[Items from a dataset]
start
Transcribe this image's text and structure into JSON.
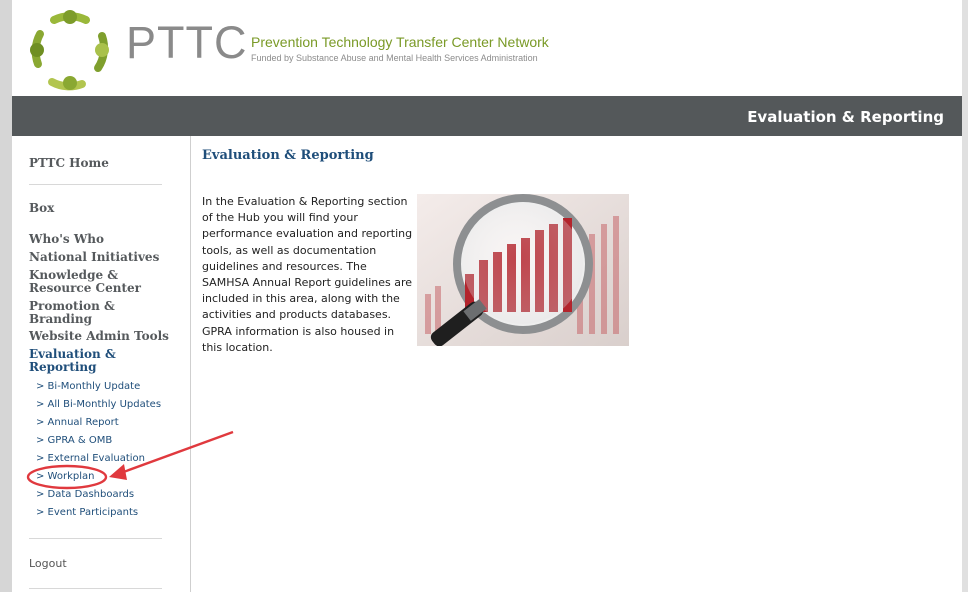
{
  "header": {
    "brand": "PTTC",
    "org_name": "Prevention Technology Transfer Center Network",
    "org_subtitle": "Funded by Substance Abuse and Mental Health Services Administration",
    "logo_icon": "circle-of-people-logo-icon",
    "brand_color": "#7a9a27"
  },
  "banner": {
    "title": "Evaluation & Reporting",
    "color": "#54585a"
  },
  "sidebar": {
    "home": "PTTC Home",
    "box": "Box",
    "items": [
      "Who's Who",
      "National Initiatives",
      "Knowledge & Resource Center",
      "Promotion & Branding",
      "Website Admin Tools",
      "Evaluation & Reporting"
    ],
    "subitems": [
      "> Bi-Monthly Update",
      "> All Bi-Monthly Updates",
      "> Annual Report",
      "> GPRA & OMB",
      "> External Evaluation",
      "> Workplan",
      "> Data Dashboards",
      "> Event Participants"
    ],
    "logout": "Logout",
    "active_color": "#1f4e7a"
  },
  "main": {
    "title": "Evaluation & Reporting",
    "body": "In the Evaluation & Reporting section of the Hub you will find your performance evaluation and reporting tools, as well as documentation guidelines and resources. The SAMHSA Annual Report guidelines are included in this area, along with the activities and products databases. GPRA information is also housed in this location.",
    "image_icon": "magnifying-glass-over-bar-chart-image"
  },
  "annotation": {
    "color": "#e0393e",
    "target": "Workplan"
  }
}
end
• [WHAT IS BEING ASKED]: The records above are to be restated exactly, without their pictures.

• [CORRECT ANSWER]:
Transcribe this image's text and structure into JSON.
{
  "header": {
    "brand": "PTTC",
    "org_name": "Prevention Technology Transfer Center Network",
    "org_subtitle": "Funded by Substance Abuse and Mental Health Services Administration",
    "logo_icon": "circle-of-people-logo-icon",
    "brand_color": "#7a9a27"
  },
  "banner": {
    "title": "Evaluation & Reporting",
    "color": "#54585a"
  },
  "sidebar": {
    "home": "PTTC Home",
    "box": "Box",
    "items": [
      "Who's Who",
      "National Initiatives",
      "Knowledge & Resource Center",
      "Promotion & Branding",
      "Website Admin Tools",
      "Evaluation & Reporting"
    ],
    "subitems": [
      "> Bi-Monthly Update",
      "> All Bi-Monthly Updates",
      "> Annual Report",
      "> GPRA & OMB",
      "> External Evaluation",
      "> Workplan",
      "> Data Dashboards",
      "> Event Participants"
    ],
    "logout": "Logout",
    "active_color": "#1f4e7a"
  },
  "main": {
    "title": "Evaluation & Reporting",
    "body": "In the Evaluation & Reporting section of the Hub you will find your performance evaluation and reporting tools, as well as documentation guidelines and resources. The SAMHSA Annual Report guidelines are included in this area, along with the activities and products databases. GPRA information is also housed in this location.",
    "image_icon": "magnifying-glass-over-bar-chart-image"
  },
  "annotation": {
    "color": "#e0393e",
    "target": "Workplan"
  }
}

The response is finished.